→ **TASK DATA**
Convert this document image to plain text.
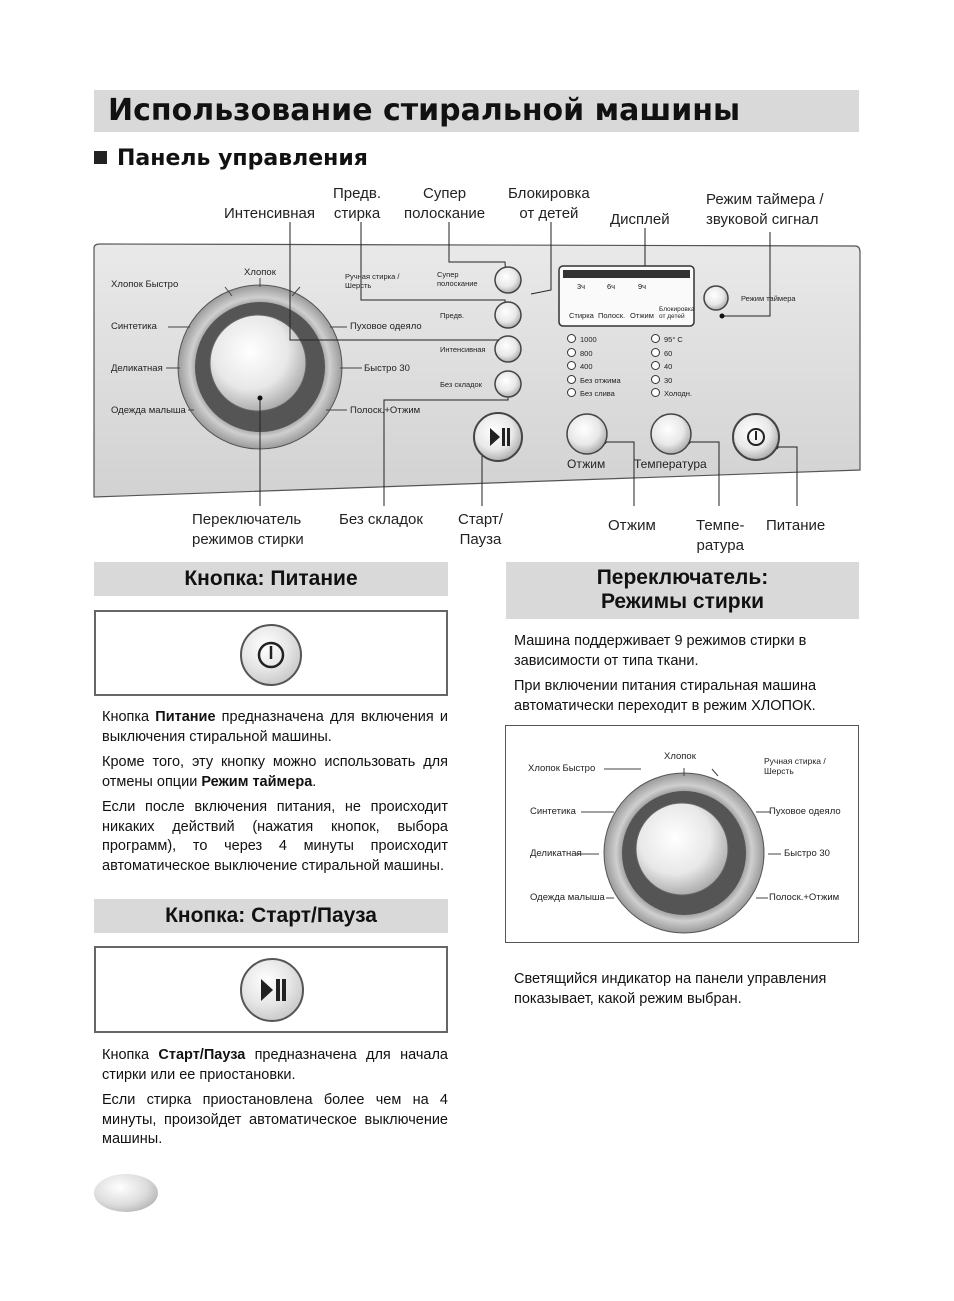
Использование стиральной машины
Панель управления
Интенсивная
Предв.
стирка
Супер
полоскание
Блокировка
от детей	Дисплей
Режим таймера /
звуковой сигнал
Хлопок Быстро
Синтетика
Деликатная
Одежда малыша
Хлопок	Ручная стирка /Шерсть
Пуховое одеяло
Быстро 30
Полоск.+Отжим
Супер полоскание
Предв.
Интенсивная
Без складок
3ч	6ч	9ч
Стирка Полоск. Отжим
Блокировка от детей
1000
800
400
Без отжима
Без слива
95° C
60
40
30
Холодн.
Режим таймера
Отжим Температура
Переключатель
режимов стирки
Без складок Старт/
Пауза
Отжим	Темпе-
ратура
Питание
Кнопка: Питание

Кнопка Питание предназначена для включения и выключения стиральной машины.

Кроме того, эту кнопку можно использовать для отмены опции Режим таймера.

Если после включения питания, не происходит никаких действий (нажатия кнопок, выбора программ), то через 4 минуты происходит автоматическое выключение стиральной машины.

Кнопка: Старт/Пауза

Кнопка Старт/Пауза предназначена для начала стирки или ее приостановки.

Если стирка приостановлена более чем на 4 минуты, произойдет автоматическое выключение машины.

Переключатель:
Режимы стирки

Машина поддерживает 9 режимов стирки в зависимости от типа ткани.

При включении питания стиральная машина автоматически переходит в режим ХЛОПОК.

Хлопок Быстро
Синтетика
Деликатная
Одежда малыша
Хлопок	Ручная стирка /Шерсть
Пуховое одеяло
Быстро 30
Полоск.+Отжим
Светящийся индикатор на панели управления показывает, какой режим выбран.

→ **DO THIS**
Reproduce the whole listing above word for word, but not its pictures.

→ **RESPONSE BELOW**
Convert this document image to plain text.
Использование стиральной машины
Панель управления
Интенсивная
Предв.
стирка
Супер
полоскание
Блокировка
от детей	Дисплей
Режим таймера /
звуковой сигнал
Хлопок Быстро
Синтетика
Деликатная
Одежда малыша
Хлопок	Ручная стирка /Шерсть
Пуховое одеяло
Быстро 30
Полоск.+Отжим
Супер полоскание
Предв.
Интенсивная
Без складок
3ч	6ч	9ч
Стирка Полоск. Отжим
Блокировка от детей
1000
800
400
Без отжима
Без слива
95° C
60
40
30
Холодн.
Режим таймера
Отжим Температура
Переключатель
режимов стирки
Без складок Старт/
Пауза
Отжим	Темпе-
ратура
Питание
Кнопка: Питание

Кнопка Питание предназначена для включения и выключения стиральной машины.

Кроме того, эту кнопку можно использовать для отмены опции Режим таймера.

Если после включения питания, не происходит никаких действий (нажатия кнопок, выбора программ), то через 4 минуты происходит автоматическое выключение стиральной машины.

Кнопка: Старт/Пауза

Кнопка Старт/Пауза предназначена для начала стирки или ее приостановки.

Если стирка приостановлена более чем на 4 минуты, произойдет автоматическое выключение машины.

Переключатель:
Режимы стирки

Машина поддерживает 9 режимов стирки в зависимости от типа ткани.

При включении питания стиральная машина автоматически переходит в режим ХЛОПОК.

Хлопок Быстро
Синтетика
Деликатная
Одежда малыша
Хлопок	Ручная стирка /Шерсть
Пуховое одеяло
Быстро 30
Полоск.+Отжим
Светящийся индикатор на панели управления показывает, какой режим выбран.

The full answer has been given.